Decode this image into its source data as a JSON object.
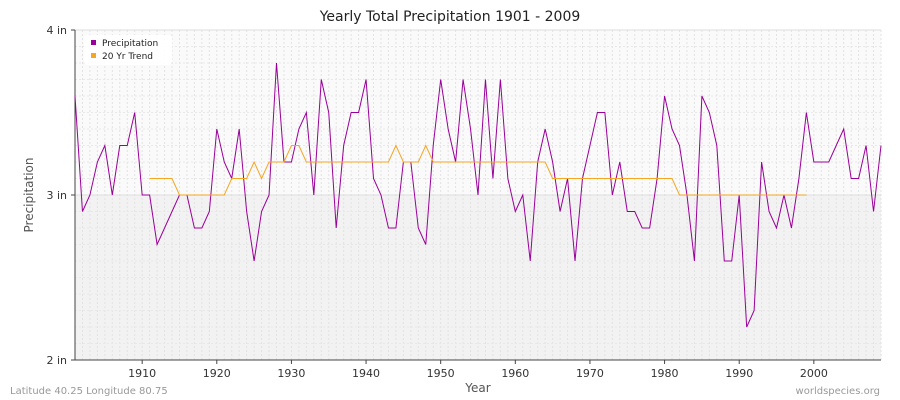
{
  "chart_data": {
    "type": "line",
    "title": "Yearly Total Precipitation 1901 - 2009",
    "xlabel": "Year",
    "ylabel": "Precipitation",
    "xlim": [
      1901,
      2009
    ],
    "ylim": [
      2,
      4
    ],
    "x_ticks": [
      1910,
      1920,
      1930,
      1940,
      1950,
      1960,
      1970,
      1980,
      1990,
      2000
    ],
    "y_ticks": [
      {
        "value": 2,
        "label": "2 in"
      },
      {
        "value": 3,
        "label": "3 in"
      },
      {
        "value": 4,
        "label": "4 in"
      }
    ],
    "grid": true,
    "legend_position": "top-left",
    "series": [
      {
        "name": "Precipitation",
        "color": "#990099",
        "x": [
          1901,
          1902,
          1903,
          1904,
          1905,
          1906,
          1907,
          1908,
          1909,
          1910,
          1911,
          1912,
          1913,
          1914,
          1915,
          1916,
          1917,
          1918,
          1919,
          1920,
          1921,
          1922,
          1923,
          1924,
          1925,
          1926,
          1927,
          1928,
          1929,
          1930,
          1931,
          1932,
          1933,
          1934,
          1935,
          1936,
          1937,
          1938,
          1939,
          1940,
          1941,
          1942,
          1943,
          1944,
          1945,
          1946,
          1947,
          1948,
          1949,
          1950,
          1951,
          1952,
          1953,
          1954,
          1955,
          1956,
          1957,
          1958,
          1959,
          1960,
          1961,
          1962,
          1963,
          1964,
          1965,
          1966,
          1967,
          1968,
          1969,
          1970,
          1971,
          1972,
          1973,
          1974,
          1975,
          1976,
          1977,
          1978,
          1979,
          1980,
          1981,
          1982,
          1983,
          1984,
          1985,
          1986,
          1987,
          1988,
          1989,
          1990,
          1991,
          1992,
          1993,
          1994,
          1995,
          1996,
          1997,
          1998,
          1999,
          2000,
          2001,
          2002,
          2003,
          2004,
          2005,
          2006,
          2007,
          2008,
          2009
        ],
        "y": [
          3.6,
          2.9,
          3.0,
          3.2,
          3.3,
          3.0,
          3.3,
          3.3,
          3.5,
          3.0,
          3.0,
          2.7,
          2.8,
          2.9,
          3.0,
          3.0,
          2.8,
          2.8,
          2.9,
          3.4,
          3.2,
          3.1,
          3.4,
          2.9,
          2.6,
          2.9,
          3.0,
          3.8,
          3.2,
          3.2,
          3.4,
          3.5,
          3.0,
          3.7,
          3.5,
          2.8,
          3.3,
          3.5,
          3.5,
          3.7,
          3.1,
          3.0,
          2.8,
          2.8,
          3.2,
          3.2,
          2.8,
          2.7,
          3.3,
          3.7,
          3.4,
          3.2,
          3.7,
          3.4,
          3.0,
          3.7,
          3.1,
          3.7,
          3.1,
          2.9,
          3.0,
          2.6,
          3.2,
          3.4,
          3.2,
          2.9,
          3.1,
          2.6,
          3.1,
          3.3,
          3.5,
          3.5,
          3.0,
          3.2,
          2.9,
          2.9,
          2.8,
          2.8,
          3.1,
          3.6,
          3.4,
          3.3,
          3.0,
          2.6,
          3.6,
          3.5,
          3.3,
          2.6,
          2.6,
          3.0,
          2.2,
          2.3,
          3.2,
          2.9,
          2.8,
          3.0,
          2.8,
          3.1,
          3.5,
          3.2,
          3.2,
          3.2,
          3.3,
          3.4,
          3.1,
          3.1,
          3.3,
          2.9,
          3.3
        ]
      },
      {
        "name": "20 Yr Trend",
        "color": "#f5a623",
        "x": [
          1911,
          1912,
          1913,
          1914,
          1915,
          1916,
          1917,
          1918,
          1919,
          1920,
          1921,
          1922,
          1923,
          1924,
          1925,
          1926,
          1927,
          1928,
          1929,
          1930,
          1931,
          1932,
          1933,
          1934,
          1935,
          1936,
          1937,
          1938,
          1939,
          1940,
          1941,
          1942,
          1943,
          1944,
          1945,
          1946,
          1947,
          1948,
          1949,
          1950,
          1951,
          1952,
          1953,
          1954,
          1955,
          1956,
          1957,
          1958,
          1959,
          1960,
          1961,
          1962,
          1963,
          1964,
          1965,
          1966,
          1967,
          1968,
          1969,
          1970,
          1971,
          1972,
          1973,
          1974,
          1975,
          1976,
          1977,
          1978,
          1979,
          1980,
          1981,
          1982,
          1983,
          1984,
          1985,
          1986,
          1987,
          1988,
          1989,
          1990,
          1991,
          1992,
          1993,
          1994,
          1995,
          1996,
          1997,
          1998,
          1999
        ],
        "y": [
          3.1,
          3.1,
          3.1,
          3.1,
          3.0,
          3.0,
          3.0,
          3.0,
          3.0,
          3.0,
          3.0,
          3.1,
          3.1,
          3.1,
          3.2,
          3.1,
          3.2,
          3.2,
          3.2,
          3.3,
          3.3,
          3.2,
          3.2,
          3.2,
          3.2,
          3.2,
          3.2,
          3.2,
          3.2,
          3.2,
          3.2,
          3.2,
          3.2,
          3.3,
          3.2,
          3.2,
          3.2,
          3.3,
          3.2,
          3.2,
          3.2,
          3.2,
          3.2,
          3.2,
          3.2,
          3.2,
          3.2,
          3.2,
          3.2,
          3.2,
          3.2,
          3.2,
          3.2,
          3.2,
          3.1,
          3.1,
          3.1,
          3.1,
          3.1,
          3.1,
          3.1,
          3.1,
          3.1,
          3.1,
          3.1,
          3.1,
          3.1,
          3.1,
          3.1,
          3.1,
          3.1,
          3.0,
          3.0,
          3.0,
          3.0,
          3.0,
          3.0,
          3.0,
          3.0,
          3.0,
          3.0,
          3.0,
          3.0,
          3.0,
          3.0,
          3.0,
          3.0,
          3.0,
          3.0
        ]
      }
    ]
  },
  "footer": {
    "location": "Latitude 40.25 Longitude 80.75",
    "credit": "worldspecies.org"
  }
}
...
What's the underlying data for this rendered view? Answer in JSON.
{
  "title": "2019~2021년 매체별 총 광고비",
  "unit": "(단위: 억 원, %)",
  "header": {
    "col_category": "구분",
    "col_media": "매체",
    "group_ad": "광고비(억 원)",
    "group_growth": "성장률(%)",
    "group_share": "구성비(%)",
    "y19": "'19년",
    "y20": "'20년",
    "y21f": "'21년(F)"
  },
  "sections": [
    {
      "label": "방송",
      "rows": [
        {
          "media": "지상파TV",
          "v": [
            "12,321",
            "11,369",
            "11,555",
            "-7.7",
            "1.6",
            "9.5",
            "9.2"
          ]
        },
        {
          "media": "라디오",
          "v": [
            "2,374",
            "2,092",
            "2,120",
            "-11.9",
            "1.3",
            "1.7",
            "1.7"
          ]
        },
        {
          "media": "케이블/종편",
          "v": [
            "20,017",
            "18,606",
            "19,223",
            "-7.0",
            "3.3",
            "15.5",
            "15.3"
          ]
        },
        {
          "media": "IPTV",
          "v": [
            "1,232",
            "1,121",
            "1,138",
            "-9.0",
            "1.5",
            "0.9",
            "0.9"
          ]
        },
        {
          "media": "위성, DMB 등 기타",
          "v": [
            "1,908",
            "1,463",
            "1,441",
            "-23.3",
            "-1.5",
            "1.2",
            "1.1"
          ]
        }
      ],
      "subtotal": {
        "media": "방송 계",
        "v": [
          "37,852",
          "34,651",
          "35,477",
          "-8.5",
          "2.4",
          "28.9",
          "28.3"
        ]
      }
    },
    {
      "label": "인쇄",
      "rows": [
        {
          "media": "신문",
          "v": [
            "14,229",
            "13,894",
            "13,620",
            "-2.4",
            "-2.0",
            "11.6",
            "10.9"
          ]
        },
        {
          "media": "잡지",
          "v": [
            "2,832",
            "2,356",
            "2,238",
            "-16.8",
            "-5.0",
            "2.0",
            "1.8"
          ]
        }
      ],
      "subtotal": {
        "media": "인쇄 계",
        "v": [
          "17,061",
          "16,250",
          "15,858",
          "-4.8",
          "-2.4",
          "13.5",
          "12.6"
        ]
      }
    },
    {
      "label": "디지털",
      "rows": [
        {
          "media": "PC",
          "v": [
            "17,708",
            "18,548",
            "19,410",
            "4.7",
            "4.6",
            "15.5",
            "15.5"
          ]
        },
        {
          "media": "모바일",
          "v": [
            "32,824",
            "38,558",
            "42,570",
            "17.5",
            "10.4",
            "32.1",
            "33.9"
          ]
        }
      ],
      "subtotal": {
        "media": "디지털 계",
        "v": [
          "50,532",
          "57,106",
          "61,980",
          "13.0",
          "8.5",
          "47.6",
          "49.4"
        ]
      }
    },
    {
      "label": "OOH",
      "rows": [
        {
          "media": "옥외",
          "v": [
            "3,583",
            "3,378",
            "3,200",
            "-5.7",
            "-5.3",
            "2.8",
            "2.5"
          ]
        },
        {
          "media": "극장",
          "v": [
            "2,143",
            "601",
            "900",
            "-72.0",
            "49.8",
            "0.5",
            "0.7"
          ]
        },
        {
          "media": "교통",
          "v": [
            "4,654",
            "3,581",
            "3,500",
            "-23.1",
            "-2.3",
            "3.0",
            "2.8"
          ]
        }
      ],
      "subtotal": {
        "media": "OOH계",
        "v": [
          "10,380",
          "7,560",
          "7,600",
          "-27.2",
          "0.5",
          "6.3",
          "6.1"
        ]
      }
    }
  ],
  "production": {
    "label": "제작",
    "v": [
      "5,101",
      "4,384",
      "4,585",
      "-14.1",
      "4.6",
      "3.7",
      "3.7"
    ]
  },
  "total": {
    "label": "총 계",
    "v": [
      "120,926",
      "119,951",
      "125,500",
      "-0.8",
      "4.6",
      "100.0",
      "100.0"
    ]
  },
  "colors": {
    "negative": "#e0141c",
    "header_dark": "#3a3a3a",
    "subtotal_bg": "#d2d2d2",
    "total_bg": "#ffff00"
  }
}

*Requirement*
Identify the lines above with the word "Precipitation". Copy them.

*Result of this exercise*
    "title": "Yearly Total Precipitation 1901 - 2009",
    "ylabel": "Precipitation",
        "name": "Precipitation",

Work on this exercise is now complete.